Begin DATA EXTRACT
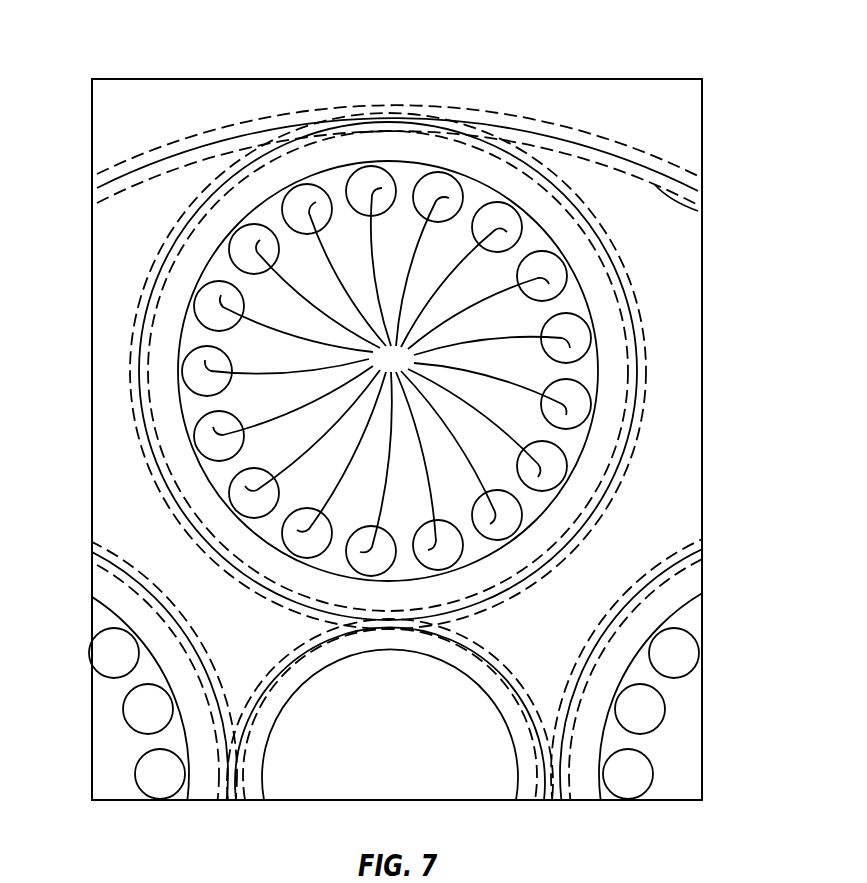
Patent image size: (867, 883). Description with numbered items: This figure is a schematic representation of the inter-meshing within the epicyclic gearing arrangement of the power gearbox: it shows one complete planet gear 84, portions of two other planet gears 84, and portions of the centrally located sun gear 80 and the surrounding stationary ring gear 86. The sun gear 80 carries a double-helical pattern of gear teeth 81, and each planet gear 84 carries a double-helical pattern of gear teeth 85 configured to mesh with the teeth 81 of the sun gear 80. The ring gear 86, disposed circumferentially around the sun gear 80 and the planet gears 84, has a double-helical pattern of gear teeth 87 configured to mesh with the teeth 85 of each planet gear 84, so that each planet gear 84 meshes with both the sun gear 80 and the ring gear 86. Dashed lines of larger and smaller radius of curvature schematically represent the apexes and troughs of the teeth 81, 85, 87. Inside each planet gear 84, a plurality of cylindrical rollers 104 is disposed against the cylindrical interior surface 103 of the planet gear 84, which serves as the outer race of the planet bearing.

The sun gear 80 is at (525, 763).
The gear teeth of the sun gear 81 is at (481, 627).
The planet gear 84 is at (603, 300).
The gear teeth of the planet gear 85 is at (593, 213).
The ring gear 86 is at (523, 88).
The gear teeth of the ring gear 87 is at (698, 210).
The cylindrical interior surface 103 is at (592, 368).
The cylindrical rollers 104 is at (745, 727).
End DATA EXTRACT
Begin DATA EXTRACT
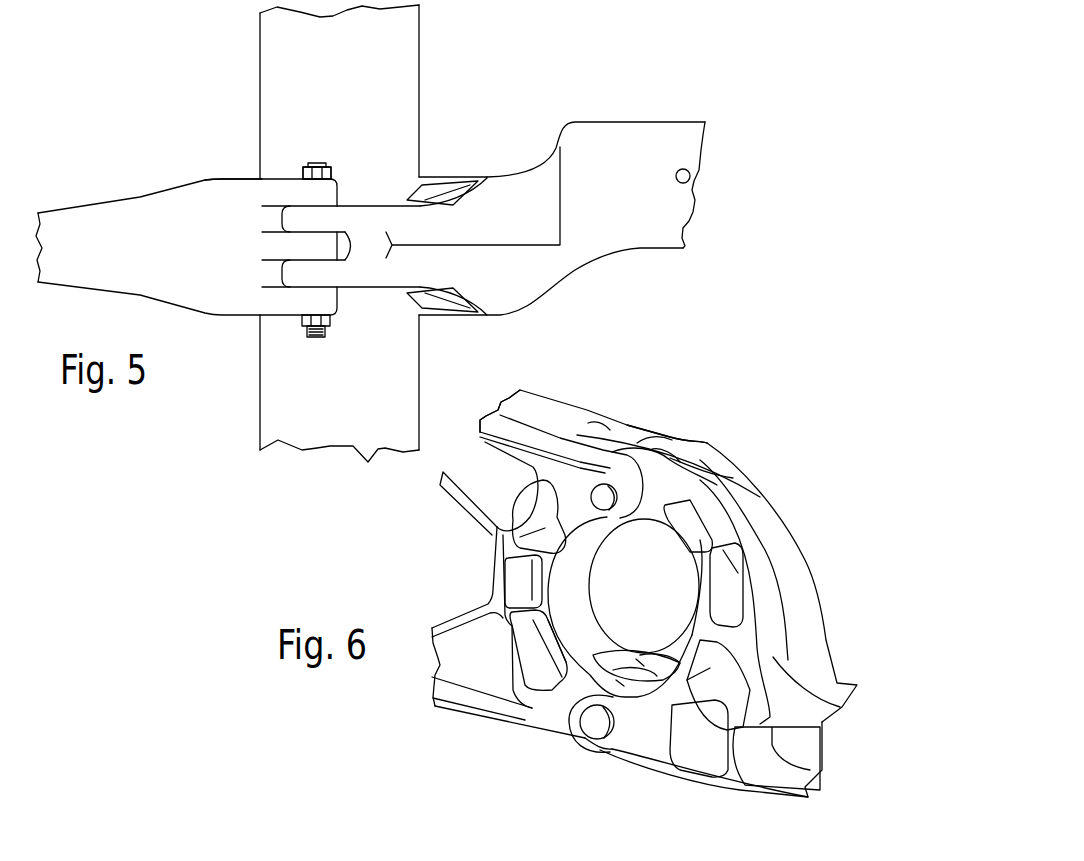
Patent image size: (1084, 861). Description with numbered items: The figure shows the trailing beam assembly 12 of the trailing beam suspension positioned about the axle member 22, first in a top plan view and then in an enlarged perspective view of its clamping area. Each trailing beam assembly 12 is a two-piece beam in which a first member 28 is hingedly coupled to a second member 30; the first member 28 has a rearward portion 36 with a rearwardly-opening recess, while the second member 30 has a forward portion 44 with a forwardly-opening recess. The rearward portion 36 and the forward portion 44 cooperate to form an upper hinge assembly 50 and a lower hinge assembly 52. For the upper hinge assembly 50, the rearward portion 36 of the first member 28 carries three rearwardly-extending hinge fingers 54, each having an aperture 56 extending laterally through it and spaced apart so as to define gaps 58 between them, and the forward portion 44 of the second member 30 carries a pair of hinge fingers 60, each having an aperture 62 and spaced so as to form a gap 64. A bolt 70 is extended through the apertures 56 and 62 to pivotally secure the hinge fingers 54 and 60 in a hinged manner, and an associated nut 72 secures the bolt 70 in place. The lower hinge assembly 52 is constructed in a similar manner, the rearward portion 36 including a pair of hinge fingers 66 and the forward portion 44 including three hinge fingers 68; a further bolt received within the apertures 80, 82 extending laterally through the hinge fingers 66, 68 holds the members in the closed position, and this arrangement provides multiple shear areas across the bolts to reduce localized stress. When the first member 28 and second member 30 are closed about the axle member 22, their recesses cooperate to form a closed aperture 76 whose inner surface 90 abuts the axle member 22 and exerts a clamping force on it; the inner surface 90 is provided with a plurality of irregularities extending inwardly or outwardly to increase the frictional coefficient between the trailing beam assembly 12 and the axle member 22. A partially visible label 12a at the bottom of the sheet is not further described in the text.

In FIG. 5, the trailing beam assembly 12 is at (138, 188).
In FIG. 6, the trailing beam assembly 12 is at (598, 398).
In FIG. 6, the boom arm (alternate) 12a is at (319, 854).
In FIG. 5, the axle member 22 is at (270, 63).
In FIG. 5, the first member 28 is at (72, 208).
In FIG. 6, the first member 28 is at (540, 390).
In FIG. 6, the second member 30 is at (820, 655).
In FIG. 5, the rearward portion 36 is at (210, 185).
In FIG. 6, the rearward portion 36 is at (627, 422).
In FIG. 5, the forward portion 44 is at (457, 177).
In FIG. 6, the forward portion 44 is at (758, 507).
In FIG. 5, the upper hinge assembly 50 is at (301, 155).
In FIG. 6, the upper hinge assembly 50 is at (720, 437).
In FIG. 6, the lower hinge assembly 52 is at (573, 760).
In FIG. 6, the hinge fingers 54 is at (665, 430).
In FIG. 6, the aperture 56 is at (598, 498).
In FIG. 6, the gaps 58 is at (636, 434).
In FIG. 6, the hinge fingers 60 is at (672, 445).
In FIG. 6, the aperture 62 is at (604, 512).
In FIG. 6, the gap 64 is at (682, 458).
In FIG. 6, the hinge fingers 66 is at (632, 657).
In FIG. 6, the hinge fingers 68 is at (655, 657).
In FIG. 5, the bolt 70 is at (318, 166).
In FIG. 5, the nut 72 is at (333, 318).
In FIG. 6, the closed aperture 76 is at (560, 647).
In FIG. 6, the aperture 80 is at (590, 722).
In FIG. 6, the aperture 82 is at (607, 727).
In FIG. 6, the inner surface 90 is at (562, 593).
End DATA EXTRACT
Begin DATA EXTRACT
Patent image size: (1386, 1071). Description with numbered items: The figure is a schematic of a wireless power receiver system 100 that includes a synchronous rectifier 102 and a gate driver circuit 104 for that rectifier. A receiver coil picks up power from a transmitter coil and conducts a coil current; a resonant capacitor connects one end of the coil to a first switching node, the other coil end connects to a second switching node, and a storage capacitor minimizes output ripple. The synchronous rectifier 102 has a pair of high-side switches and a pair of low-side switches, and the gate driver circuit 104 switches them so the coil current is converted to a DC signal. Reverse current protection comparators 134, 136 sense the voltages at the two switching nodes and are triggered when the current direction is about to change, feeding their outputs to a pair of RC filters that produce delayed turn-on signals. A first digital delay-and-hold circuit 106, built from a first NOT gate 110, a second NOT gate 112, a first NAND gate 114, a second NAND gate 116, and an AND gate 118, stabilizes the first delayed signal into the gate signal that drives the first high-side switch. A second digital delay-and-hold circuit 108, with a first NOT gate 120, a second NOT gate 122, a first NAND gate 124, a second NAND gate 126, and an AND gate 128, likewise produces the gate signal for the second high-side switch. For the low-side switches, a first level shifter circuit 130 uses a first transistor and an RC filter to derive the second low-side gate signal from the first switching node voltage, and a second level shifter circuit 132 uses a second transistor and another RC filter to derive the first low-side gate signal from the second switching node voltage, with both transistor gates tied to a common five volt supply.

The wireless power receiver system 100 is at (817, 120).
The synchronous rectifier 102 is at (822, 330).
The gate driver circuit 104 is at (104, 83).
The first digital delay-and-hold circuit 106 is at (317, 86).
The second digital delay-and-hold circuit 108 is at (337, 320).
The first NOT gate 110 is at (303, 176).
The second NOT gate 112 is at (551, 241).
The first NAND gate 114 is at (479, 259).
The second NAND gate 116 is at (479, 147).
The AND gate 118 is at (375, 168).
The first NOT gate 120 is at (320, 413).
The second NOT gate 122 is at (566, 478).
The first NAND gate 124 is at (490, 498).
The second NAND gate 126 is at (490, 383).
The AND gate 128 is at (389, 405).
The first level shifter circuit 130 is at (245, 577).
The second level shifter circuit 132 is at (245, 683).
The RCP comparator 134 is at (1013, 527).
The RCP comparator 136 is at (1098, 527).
End DATA EXTRACT
TO DO:
Render the lines from the one with "Patent image size: (867, 883)." to the one with "The planet gear 84 is at (603, 300).", both included, as a JSON list of strings with one string per line. Leave out blank lines.

PROBLEM SOLUTION:
[
  "Patent image size: (867, 883). Description with numbered items: This figure is a schematic representation of the inter-meshing within the epicyclic gearing arrangement of the power gearbox: it shows one complete planet gear 84, portions of two other planet gears 84, and portions of the centrally located sun gear 80 and the surrounding stationary ring gear 86. The sun gear 80 carries a double-helical pattern of gear teeth 81, and each planet gear 84 carries a double-helical pattern of gear teeth 85 configured to mesh with the teeth 81 of the sun gear 80. The ring gear 86, disposed circumferentially around the sun gear 80 and the planet gears 84, has a double-helical pattern of gear teeth 87 configured to mesh with the teeth 85 of each planet gear 84, so that each planet gear 84 meshes with both the sun gear 80 and the ring gear 86. Dashed lines of larger and smaller radius of curvature schematically represent the apexes and troughs of the teeth 81, 85, 87. Inside each planet gear 84, a plurality of cylindrical rollers 104 is disposed against the cylindrical interior surface 103 of the planet gear 84, which serves as the outer race of the planet bearing.",
  "The sun gear 80 is at (525, 763).",
  "The gear teeth of the sun gear 81 is at (481, 627).",
  "The planet gear 84 is at (603, 300)."
]